#### Exercise prompt:
Rewrite the entries from the first line through the line containing "Point [296, 95, 302, 99]", changing "FancyBboxPatch shape" to "Rounded rectangle" and leaving everything else unchanged.

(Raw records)
▬▬▬▬▬▬

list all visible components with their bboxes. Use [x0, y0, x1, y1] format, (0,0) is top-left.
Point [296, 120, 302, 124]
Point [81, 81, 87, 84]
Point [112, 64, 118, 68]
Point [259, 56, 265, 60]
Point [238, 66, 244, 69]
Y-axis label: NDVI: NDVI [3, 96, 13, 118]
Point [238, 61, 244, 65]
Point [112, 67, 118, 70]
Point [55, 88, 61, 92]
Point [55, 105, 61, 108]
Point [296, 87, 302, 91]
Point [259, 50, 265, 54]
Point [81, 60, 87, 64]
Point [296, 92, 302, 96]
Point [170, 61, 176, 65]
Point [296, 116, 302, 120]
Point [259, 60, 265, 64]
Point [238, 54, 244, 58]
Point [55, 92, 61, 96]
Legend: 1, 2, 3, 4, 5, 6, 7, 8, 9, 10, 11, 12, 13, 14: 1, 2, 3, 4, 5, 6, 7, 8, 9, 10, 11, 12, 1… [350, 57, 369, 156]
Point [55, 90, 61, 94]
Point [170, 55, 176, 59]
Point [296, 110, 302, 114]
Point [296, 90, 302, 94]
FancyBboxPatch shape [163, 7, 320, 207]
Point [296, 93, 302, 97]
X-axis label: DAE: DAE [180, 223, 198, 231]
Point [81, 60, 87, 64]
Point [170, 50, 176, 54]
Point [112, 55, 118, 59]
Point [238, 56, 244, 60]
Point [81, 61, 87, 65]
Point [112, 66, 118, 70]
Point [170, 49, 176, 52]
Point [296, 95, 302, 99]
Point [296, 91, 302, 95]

▬▬▬▬▬▬

#### Expected output:
list all visible components with their bboxes. Use [x0, y0, x1, y1] format, (0,0) is top-left.
Point [296, 120, 302, 124]
Point [81, 81, 87, 84]
Point [112, 64, 118, 68]
Point [259, 56, 265, 60]
Point [238, 66, 244, 69]
Y-axis label: NDVI: NDVI [3, 96, 13, 118]
Point [238, 61, 244, 65]
Point [112, 67, 118, 70]
Point [55, 88, 61, 92]
Point [55, 105, 61, 108]
Point [296, 87, 302, 91]
Point [259, 50, 265, 54]
Point [81, 60, 87, 64]
Point [296, 92, 302, 96]
Point [170, 61, 176, 65]
Point [296, 116, 302, 120]
Point [259, 60, 265, 64]
Point [238, 54, 244, 58]
Point [55, 92, 61, 96]
Legend: 1, 2, 3, 4, 5, 6, 7, 8, 9, 10, 11, 12, 13, 14: 1, 2, 3, 4, 5, 6, 7, 8, 9, 10, 11, 12, 1… [350, 57, 369, 156]
Point [55, 90, 61, 94]
Point [170, 55, 176, 59]
Point [296, 110, 302, 114]
Point [296, 90, 302, 94]
Rounded rectangle [163, 7, 320, 207]
Point [296, 93, 302, 97]
X-axis label: DAE: DAE [180, 223, 198, 231]
Point [81, 60, 87, 64]
Point [170, 50, 176, 54]
Point [112, 55, 118, 59]
Point [238, 56, 244, 60]
Point [81, 61, 87, 65]
Point [112, 66, 118, 70]
Point [170, 49, 176, 52]
Point [296, 95, 302, 99]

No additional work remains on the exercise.